▶ _Task to carry out_: Keep only those lines of the records that include the string "like".

▶ _Available records_:
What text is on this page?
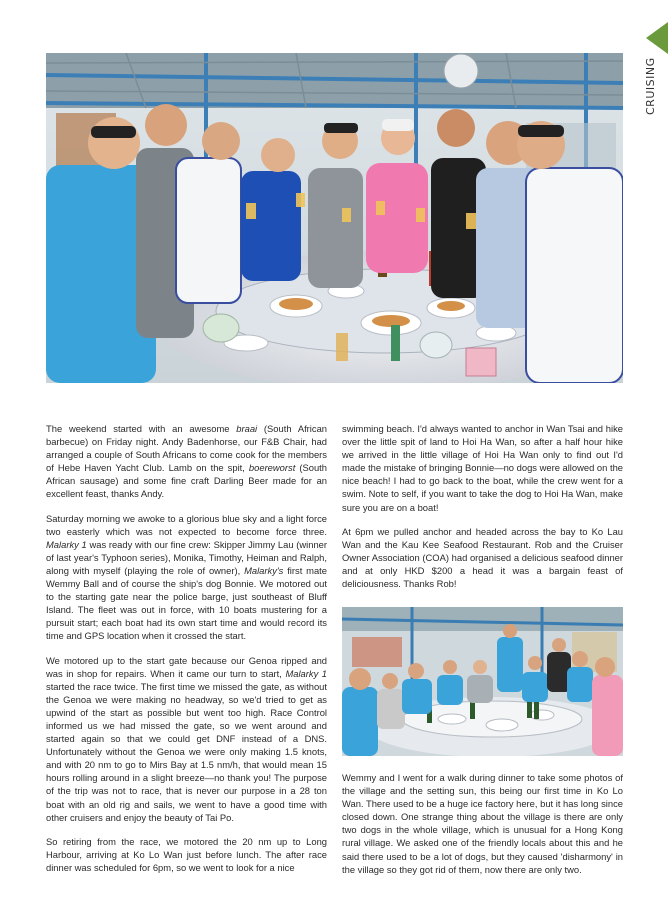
CRUISING

The weekend started with an awesome braai (South African barbecue) on Friday night. Andy Badenhorse, our F&B Chair, had arranged a couple of South Africans to come cook for the members of Hebe Haven Yacht Club. Lamb on the spit, boereworst (South African sausage) and some fine craft Darling Beer made for an excellent feast, thanks Andy.

Saturday morning we awoke to a glorious blue sky and a light force two easterly which was not expected to become force three. Malarky 1 was ready with our fine crew: Skipper Jimmy Lau (winner of last year's Typhoon series), Monika, Timothy, Heiman and Ralph, along with myself (playing the role of owner), Malarky's first mate Wemmy Ball and of course the ship's dog Bonnie. We motored out to the starting gate near the police barge, just southeast of Bluff Island. The fleet was out in force, with 10 boats mustering for a pursuit start; each boat had its own start time and would record its time and GPS location when it crossed the start.

We motored up to the start gate because our Genoa ripped and was in shop for repairs. When it came our turn to start, Malarky 1 started the race twice. The first time we missed the gate, as without the Genoa we were making no headway, so we'd tried to get as upwind of the start as possible but went too high. Race Control informed us we had missed the gate, so we went around and started again so that we could get DNF instead of a DNS. Unfortunately without the Genoa we were only making 1.5 knots, and with 20 nm to go to Mirs Bay at 1.5 nm/h, that would mean 15 hours rolling around in a slight breeze—no thank you! The purpose of the trip was not to race, that is never our purpose in a 28 ton boat with an old rig and sails, we went to have a good time with other cruisers and enjoy the beauty of Tai Po.

So retiring from the race, we motored the 20 nm up to Long Harbour, arriving at Ko Lo Wan just before lunch. The after race dinner was scheduled for 6pm, so we went to look for a nice

swimming beach. I'd always wanted to anchor in Wan Tsai and hike over the little spit of land to Hoi Ha Wan, so after a half hour hike we arrived in the little village of Hoi Ha Wan only to find out I'd made the mistake of bringing Bonnie—no dogs were allowed on the nice beach! I had to go back to the boat, while the crew went for a swim. Note to self, if you want to take the dog to Hoi Ha Wan, make sure you are on a boat!

At 6pm we pulled anchor and headed across the bay to Ko Lau Wan and the Kau Kee Seafood Restaurant. Rob and the Cruiser Owner Association (COA) had organised a delicious seafood dinner and at only HKD $200 a head it was a bargain feast of deliciousness. Thanks Rob!

Wemmy and I went for a walk during dinner to take some photos of the village and the setting sun, this being our first time in Ko Lo Wan. There used to be a huge ice factory here, but it has long since closed down. One strange thing about the village is there are only two dogs in the whole village, which is unusual for a Hong Kong rural village. We asked one of the friendly locals about this and he said there used to be a lot of dogs, but they caused 'disharmony' in the village so they got rid of them, now there are only two.
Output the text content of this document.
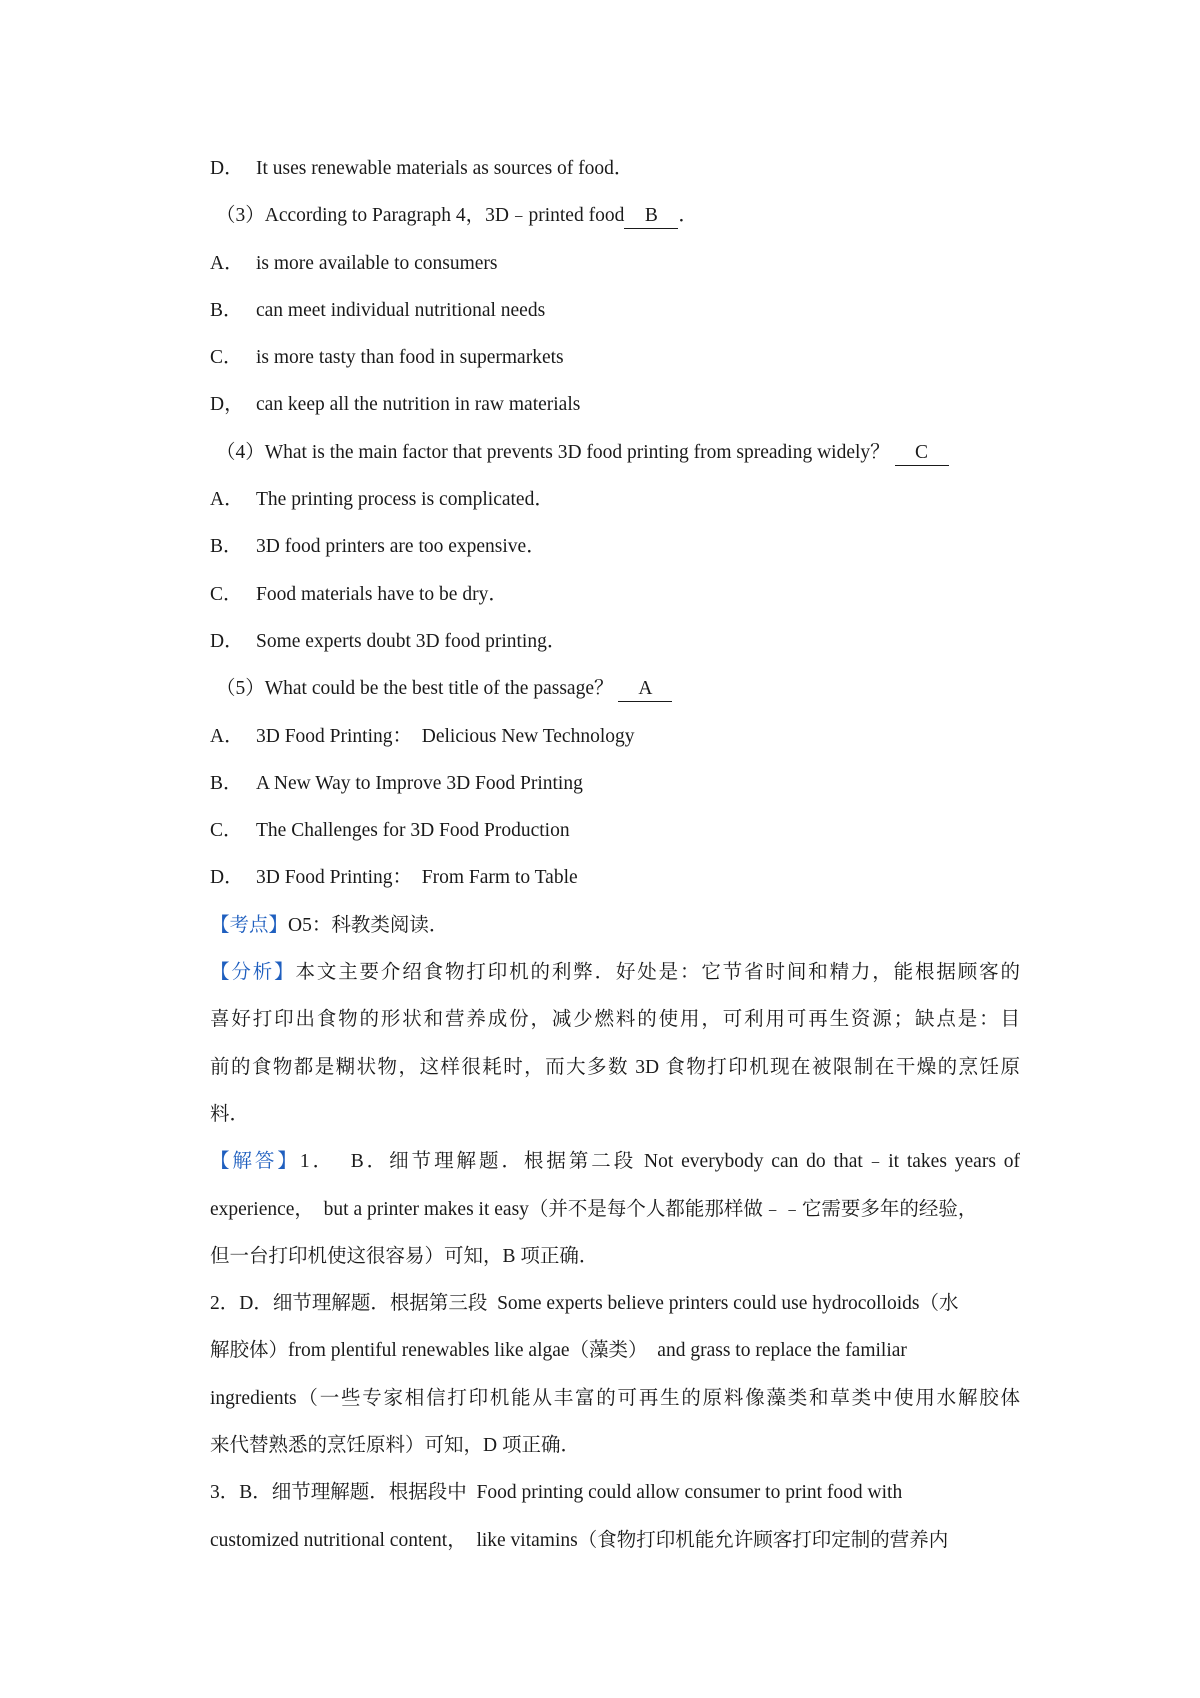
D． It uses renewable materials as sources of food．
（3）According to Paragraph 4，3D﹣printed food B ．
A． is more available to consumers
B． can meet individual nutritional needs
C． is more tasty than food in supermarkets
D， can keep all the nutrition in raw materials
（4）What is the main factor that prevents 3D food printing from spreading widely？ C
A． The printing process is complicated．
B． 3D food printers are too expensive．
C． Food materials have to be dry．
D． Some experts doubt 3D food printing．
（5）What could be the best title of the passage？ A
A． 3D Food Printing：  Delicious New Technology
B． A New Way to Improve 3D Food Printing
C． The Challenges for 3D Food Production
D． 3D Food Printing：  From Farm to Table
【考点】O5：科教类阅读．
【分析】本文主要介绍食物打印机的利弊．好处是：它节省时间和精力，能根据顾客的
喜好打印出食物的形状和营养成份，减少燃料的使用，可利用可再生资源；缺点是：目
前的食物都是糊状物，这样很耗时，而大多数 3D 食物打印机现在被限制在干燥的烹饪原
料．
【解答】1．  B．细节理解题．根据第二段 Not everybody can do that﹣it takes years of
experience，  but a printer makes it easy（并不是每个人都能那样做﹣﹣它需要多年的经验，
但一台打印机使这很容易）可知，B 项正确．
2．D．细节理解题．根据第三段  Some experts believe printers could use hydrocolloids（水
解胶体）from plentiful renewables like algae（藻类）  and grass to replace the familiar
ingredients（一些专家相信打印机能从丰富的可再生的原料像藻类和草类中使用水解胶体
来代替熟悉的烹饪原料）可知，D 项正确．
3．B．细节理解题．根据段中  Food printing could allow consumer to print food with
customized nutritional content，  like vitamins（食物打印机能允许顾客打印定制的营养内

▶ _Answer in full_:
解胶体）from plentiful renewables like algae（藻类）  and grass to replace the familiar
customized nutritional content，  like vitamins（食物打印机能允许顾客打印定制的营养内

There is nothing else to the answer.